State how many lines in the listing below include the word "title". Give nothing but the number.

++++ MATERIAL FOR THIS EXERCISE ++++

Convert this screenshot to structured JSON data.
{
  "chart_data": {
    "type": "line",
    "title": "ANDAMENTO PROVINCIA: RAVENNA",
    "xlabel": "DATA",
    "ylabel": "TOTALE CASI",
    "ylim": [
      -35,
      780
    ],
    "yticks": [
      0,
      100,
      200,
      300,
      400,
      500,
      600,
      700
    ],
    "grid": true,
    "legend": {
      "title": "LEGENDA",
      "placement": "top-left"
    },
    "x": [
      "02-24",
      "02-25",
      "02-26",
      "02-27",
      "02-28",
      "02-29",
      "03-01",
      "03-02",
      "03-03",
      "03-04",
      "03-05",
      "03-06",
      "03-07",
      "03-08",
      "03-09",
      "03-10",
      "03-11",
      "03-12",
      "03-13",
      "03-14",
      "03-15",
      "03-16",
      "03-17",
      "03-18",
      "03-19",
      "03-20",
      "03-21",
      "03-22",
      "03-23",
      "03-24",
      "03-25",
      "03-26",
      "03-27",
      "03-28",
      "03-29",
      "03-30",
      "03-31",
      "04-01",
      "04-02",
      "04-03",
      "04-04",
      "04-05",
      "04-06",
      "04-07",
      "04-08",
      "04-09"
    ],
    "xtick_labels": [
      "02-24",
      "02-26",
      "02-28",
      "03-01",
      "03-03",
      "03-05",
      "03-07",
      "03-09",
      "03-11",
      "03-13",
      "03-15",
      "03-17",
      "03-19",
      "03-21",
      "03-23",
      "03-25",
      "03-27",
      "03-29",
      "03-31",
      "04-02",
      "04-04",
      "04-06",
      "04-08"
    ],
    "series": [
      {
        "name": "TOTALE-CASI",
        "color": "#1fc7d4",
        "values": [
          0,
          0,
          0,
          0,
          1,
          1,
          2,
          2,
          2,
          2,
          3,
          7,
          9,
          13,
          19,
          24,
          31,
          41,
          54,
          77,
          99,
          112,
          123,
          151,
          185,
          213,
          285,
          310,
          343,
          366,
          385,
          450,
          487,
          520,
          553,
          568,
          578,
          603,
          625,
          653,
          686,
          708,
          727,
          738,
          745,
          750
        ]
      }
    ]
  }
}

++++

### PROBLEM SOLUTION
2